» SHORT TASK:
Edit the records from the line with "x-tick-label: 03 [161, 359, 183, 379]" to the line with "x-tick-label: 06 [246, 359, 268, 379]" so that "Global solar radiation" reads "Total solar radiation", and give back only those lines with nothing else changed.

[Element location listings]
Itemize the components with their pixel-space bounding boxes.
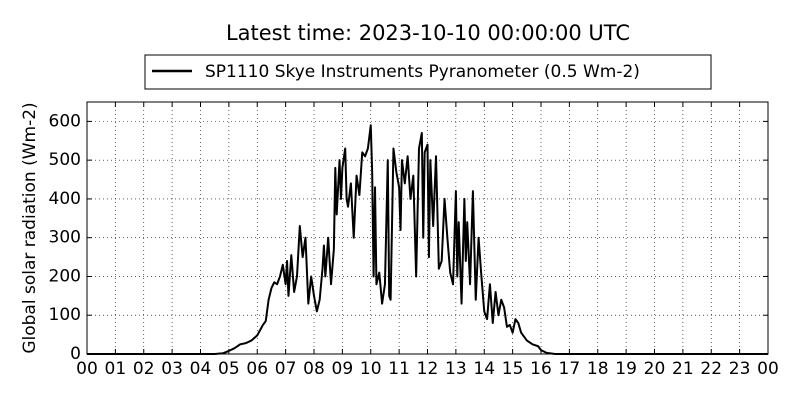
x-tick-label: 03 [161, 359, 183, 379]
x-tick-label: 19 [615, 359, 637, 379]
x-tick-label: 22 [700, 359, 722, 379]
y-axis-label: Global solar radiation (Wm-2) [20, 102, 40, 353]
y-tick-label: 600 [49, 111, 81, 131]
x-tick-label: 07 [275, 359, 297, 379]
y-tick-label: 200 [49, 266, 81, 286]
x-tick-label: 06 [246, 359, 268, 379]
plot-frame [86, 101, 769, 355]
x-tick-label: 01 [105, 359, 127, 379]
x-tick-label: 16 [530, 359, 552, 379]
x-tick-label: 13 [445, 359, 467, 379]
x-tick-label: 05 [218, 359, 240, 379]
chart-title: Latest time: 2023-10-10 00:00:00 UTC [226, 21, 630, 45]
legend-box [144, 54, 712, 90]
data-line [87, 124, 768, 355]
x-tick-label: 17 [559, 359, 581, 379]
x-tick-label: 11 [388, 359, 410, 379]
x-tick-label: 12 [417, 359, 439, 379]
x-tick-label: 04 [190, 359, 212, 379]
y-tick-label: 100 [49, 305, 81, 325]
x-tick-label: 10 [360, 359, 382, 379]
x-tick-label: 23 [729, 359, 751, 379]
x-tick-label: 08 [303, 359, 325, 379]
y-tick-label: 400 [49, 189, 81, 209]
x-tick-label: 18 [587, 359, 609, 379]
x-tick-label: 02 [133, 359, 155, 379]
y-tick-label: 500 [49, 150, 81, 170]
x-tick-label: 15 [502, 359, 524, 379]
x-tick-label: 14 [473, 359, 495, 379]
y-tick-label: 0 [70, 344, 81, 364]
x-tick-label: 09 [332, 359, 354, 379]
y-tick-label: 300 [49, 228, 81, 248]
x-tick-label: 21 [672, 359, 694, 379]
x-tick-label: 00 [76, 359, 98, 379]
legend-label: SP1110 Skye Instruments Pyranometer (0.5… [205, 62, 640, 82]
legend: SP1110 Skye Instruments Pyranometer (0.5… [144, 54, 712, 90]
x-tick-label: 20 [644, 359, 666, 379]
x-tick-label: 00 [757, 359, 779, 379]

==

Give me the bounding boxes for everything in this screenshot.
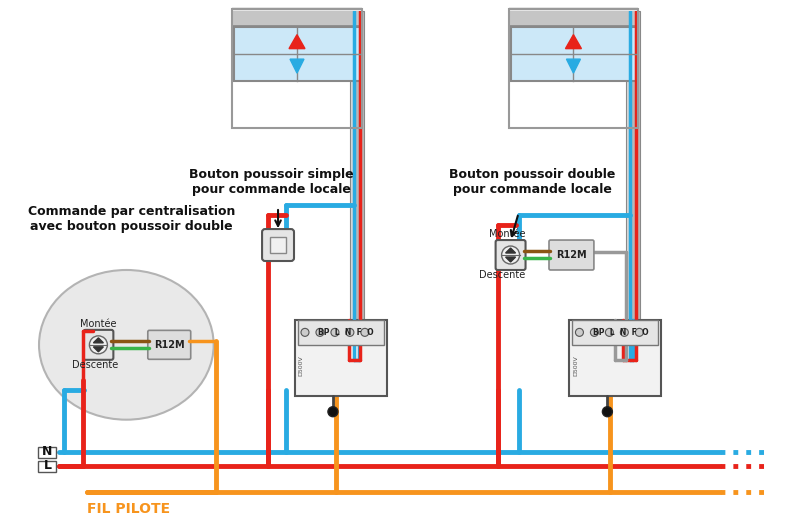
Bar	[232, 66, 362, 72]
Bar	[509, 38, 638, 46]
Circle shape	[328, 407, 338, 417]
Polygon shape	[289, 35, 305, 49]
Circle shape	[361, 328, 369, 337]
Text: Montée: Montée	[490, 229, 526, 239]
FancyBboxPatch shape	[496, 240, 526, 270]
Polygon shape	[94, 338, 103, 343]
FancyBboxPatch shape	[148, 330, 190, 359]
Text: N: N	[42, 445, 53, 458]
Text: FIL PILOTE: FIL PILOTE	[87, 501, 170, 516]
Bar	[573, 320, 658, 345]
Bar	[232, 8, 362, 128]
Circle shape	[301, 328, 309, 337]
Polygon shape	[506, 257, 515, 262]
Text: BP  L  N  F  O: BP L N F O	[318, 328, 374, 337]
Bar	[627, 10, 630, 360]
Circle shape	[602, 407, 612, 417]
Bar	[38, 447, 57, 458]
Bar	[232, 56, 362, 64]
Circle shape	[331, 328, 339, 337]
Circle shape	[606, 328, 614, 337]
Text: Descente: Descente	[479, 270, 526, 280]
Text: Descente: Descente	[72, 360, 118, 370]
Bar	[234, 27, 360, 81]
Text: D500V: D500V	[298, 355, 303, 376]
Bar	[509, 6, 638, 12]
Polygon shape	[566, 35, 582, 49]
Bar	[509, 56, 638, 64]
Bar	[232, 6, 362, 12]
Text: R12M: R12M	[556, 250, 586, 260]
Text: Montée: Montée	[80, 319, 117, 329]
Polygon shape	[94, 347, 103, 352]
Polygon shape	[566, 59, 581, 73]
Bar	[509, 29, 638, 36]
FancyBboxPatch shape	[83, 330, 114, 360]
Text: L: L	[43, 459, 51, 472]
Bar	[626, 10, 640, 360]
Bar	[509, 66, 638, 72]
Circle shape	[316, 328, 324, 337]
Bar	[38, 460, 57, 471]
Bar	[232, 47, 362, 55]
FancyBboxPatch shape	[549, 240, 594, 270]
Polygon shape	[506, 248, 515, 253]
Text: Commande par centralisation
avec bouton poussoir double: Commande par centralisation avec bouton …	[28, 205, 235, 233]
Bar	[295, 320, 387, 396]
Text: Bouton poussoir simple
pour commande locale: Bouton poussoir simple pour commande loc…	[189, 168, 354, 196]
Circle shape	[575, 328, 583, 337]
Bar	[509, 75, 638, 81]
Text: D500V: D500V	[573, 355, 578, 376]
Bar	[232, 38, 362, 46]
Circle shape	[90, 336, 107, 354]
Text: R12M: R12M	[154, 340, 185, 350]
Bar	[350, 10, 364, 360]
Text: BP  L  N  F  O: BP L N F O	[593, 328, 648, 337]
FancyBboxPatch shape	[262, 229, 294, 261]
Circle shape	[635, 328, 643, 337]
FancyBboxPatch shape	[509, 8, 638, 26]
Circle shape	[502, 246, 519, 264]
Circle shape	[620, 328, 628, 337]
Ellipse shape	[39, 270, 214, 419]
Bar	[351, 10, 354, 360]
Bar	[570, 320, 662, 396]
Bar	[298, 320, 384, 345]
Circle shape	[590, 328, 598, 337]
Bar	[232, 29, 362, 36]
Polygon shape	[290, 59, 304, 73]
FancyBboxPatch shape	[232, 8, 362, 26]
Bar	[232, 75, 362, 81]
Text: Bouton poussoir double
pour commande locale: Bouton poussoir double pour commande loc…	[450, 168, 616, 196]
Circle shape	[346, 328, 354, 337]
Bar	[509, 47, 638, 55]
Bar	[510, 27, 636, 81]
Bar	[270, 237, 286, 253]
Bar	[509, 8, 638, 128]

» RESPONSE TO THIS TASK:
x-tick-label: 03 [161, 359, 183, 379]
x-tick-label: 19 [615, 359, 637, 379]
x-tick-label: 22 [700, 359, 722, 379]
y-axis-label: Total solar radiation (Wm-2) [20, 102, 40, 353]
y-tick-label: 600 [49, 111, 81, 131]
x-tick-label: 07 [275, 359, 297, 379]
y-tick-label: 200 [49, 266, 81, 286]
x-tick-label: 06 [246, 359, 268, 379]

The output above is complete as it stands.